(Layout annotation data)
□ □ □ □ □ □ □
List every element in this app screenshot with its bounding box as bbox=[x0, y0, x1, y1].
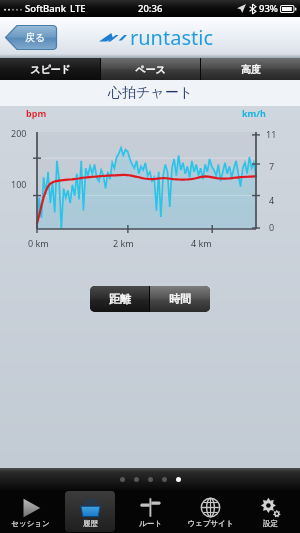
staticText: 93% bbox=[259, 2, 278, 15]
button[interactable]: ルート bbox=[120, 490, 180, 533]
staticText: 200 bbox=[11, 127, 27, 139]
staticText: ウェブサイト bbox=[187, 519, 234, 528]
button[interactable]: 高度 bbox=[201, 58, 300, 80]
button[interactable]: スピード bbox=[0, 58, 100, 80]
staticText: runtastic bbox=[130, 24, 213, 51]
staticText: 100 bbox=[11, 178, 27, 190]
button[interactable]: 履歴 bbox=[60, 490, 120, 533]
other: ルート bbox=[140, 497, 161, 518]
staticText: 心拍チャート bbox=[108, 84, 193, 102]
staticText: 高度 bbox=[241, 63, 261, 76]
staticText: セッション bbox=[11, 519, 50, 528]
staticText: 4 km bbox=[191, 237, 212, 249]
staticText: LTE bbox=[70, 2, 86, 15]
staticText: ペース bbox=[135, 63, 166, 76]
staticText: 4 bbox=[269, 194, 275, 206]
staticText: bpm bbox=[26, 107, 47, 119]
staticText: 7 bbox=[269, 160, 275, 172]
button[interactable]: セッション bbox=[0, 490, 60, 533]
button[interactable]: ペース bbox=[101, 58, 200, 80]
staticText: 2 km bbox=[113, 237, 134, 249]
staticText: 11 bbox=[266, 128, 277, 140]
other: ウェブサイト bbox=[200, 497, 221, 518]
button[interactable]: 設定 bbox=[240, 490, 300, 533]
staticText: 履歴 bbox=[83, 519, 98, 528]
staticText: 0 km bbox=[28, 237, 49, 249]
staticText: 距離 bbox=[109, 292, 131, 306]
staticText: 戻る bbox=[25, 31, 46, 44]
other: 履歴 bbox=[80, 497, 101, 518]
staticText: 0 bbox=[269, 221, 275, 233]
staticText: km/h bbox=[242, 107, 266, 119]
staticText: SoftBank bbox=[25, 2, 66, 15]
button[interactable]: 戻る bbox=[5, 25, 57, 50]
other: 設定 bbox=[260, 497, 281, 518]
button[interactable]: 距離 bbox=[90, 286, 149, 312]
button[interactable]: 時間 bbox=[150, 286, 210, 312]
staticText: 20:36 bbox=[138, 2, 163, 15]
staticText: 時間 bbox=[169, 292, 191, 306]
staticText: ルート bbox=[139, 519, 162, 528]
staticText: スピード bbox=[30, 63, 71, 76]
other: セッション bbox=[20, 497, 42, 519]
button[interactable]: ウェブサイト bbox=[180, 490, 240, 533]
staticText: 設定 bbox=[263, 519, 278, 528]
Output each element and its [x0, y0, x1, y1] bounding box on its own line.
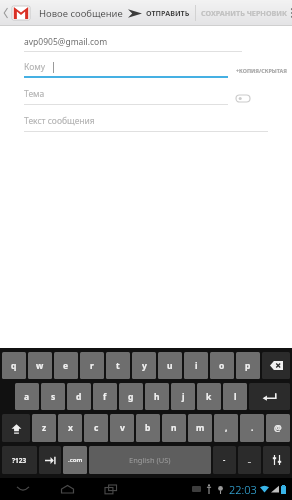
□ □ □ □ □ □ □
Task goal: Rewrite all the lines above as a numbered list, skipping any blank lines and omitting the pictures.

Correct response:
1. List every element in this app screenshot with its bounding box as bbox=[x0, y0, x1, y1].
2. staticText: 93% bbox=[259, 2, 278, 15]
3. button[interactable]: ルート bbox=[120, 490, 180, 533]
4. staticText: 200 bbox=[11, 127, 27, 139]
5. staticText: ウェブサイト bbox=[187, 519, 234, 528]
6. button[interactable]: 高度 bbox=[201, 58, 300, 80]
7. button[interactable]: スピード bbox=[0, 58, 100, 80]
8. staticText: runtastic bbox=[130, 24, 213, 51]
9. staticText: 100 bbox=[11, 178, 27, 190]
10. button[interactable]: 履歴 bbox=[60, 490, 120, 533]
11. other: ルート bbox=[140, 497, 161, 518]
12. staticText: 心拍チャート bbox=[108, 84, 193, 102]
13. staticText: 高度 bbox=[241, 63, 261, 76]
14. staticText: セッション bbox=[11, 519, 50, 528]
15. staticText: 4 km bbox=[191, 237, 212, 249]
16. staticText: LTE bbox=[70, 2, 86, 15]
17. staticText: ペース bbox=[135, 63, 166, 76]
18. staticText: 4 bbox=[269, 194, 275, 206]
19. staticText: bpm bbox=[26, 107, 47, 119]
20. staticText: 7 bbox=[269, 160, 275, 172]
21. button[interactable]: セッション bbox=[0, 490, 60, 533]
22. button[interactable]: ペース bbox=[101, 58, 200, 80]
23. staticText: 2 km bbox=[113, 237, 134, 249]
24. staticText: 11 bbox=[266, 128, 277, 140]
25. other: ウェブサイト bbox=[200, 497, 221, 518]
26. button[interactable]: 設定 bbox=[240, 490, 300, 533]
27. staticText: 履歴 bbox=[83, 519, 98, 528]
28. staticText: 0 km bbox=[28, 237, 49, 249]
29. staticText: 距離 bbox=[109, 292, 131, 306]
30. staticText: 戻る bbox=[25, 31, 46, 44]
31. other: 履歴 bbox=[80, 497, 101, 518]
32. staticText: 0 bbox=[269, 221, 275, 233]
33. staticText: km/h bbox=[242, 107, 266, 119]
34. staticText: SoftBank bbox=[25, 2, 66, 15]
35. button[interactable]: 戻る bbox=[5, 25, 57, 50]
36. other: 設定 bbox=[260, 497, 281, 518]
37. button[interactable]: 距離 bbox=[90, 286, 149, 312]
38. button[interactable]: 時間 bbox=[150, 286, 210, 312]
39. staticText: 20:36 bbox=[138, 2, 163, 15]
40. staticText: 時間 bbox=[169, 292, 191, 306]
41. staticText: ルート bbox=[139, 519, 162, 528]
42. staticText: スピード bbox=[30, 63, 71, 76]
43. other: セッション bbox=[20, 497, 42, 519]
44. button[interactable]: ウェブサイト bbox=[180, 490, 240, 533]
45. staticText: 設定 bbox=[263, 519, 278, 528]
46. Output each element and its [x0, y0, x1, y1] bounding box on its own line.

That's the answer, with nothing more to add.